### Written instruction
Reproduce the items verbatim, from their first line through the line containing "title-divider-rule xyxy=(45,154,1148,162)", with both of those lines included.

### Record set
Begin

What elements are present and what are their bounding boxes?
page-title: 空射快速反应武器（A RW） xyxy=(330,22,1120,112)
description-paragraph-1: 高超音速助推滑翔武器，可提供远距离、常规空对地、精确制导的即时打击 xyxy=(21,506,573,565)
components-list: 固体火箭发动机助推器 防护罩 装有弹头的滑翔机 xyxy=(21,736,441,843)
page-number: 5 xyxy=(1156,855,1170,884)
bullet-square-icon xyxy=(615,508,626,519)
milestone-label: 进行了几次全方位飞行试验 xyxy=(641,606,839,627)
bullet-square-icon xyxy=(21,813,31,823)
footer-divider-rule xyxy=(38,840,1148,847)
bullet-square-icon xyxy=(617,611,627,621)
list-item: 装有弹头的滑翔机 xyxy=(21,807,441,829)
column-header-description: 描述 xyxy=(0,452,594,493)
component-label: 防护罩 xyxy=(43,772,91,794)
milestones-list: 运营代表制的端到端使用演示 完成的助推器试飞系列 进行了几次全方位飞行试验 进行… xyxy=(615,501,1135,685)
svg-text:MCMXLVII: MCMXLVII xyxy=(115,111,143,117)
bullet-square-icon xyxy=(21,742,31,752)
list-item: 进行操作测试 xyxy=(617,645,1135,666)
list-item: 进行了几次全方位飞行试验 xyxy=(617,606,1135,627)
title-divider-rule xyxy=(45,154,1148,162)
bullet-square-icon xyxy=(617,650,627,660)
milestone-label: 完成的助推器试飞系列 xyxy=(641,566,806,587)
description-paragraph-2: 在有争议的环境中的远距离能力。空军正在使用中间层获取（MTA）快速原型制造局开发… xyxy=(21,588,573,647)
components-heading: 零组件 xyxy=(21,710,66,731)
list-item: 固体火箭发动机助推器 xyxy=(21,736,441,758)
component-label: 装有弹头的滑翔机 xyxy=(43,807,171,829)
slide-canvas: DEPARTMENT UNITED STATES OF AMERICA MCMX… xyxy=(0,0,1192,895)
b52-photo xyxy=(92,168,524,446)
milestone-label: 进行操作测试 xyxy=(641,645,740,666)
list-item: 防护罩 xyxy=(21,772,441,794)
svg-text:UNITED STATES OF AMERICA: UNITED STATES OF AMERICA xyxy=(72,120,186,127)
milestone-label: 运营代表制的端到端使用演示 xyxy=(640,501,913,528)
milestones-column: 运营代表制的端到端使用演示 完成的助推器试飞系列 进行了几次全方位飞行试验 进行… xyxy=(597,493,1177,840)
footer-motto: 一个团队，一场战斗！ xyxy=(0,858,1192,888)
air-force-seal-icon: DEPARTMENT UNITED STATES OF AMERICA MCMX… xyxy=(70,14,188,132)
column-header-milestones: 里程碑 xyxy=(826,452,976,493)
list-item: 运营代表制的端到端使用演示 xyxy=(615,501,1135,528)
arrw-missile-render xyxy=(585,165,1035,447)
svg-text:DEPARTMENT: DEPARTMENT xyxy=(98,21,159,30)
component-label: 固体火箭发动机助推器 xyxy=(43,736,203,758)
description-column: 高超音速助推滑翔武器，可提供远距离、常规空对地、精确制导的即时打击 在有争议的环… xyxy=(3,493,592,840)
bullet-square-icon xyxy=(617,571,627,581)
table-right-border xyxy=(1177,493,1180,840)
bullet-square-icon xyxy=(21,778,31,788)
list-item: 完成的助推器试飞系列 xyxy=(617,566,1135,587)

End

### Written answer
What elements are present and what are their bounding boxes?
page-title: 空射快速反应武器（A RW） xyxy=(330,22,1120,112)
description-paragraph-1: 高超音速助推滑翔武器，可提供远距离、常规空对地、精确制导的即时打击 xyxy=(21,506,573,565)
components-list: 固体火箭发动机助推器 防护罩 装有弹头的滑翔机 xyxy=(21,736,441,843)
page-number: 5 xyxy=(1156,855,1170,884)
bullet-square-icon xyxy=(615,508,626,519)
milestone-label: 进行了几次全方位飞行试验 xyxy=(641,606,839,627)
bullet-square-icon xyxy=(21,813,31,823)
footer-divider-rule xyxy=(38,840,1148,847)
bullet-square-icon xyxy=(617,611,627,621)
list-item: 装有弹头的滑翔机 xyxy=(21,807,441,829)
column-header-description: 描述 xyxy=(0,452,594,493)
component-label: 防护罩 xyxy=(43,772,91,794)
milestones-list: 运营代表制的端到端使用演示 完成的助推器试飞系列 进行了几次全方位飞行试验 进行… xyxy=(615,501,1135,685)
svg-text:MCMXLVII: MCMXLVII xyxy=(115,111,143,117)
bullet-square-icon xyxy=(21,742,31,752)
list-item: 进行操作测试 xyxy=(617,645,1135,666)
list-item: 进行了几次全方位飞行试验 xyxy=(617,606,1135,627)
title-divider-rule xyxy=(45,154,1148,162)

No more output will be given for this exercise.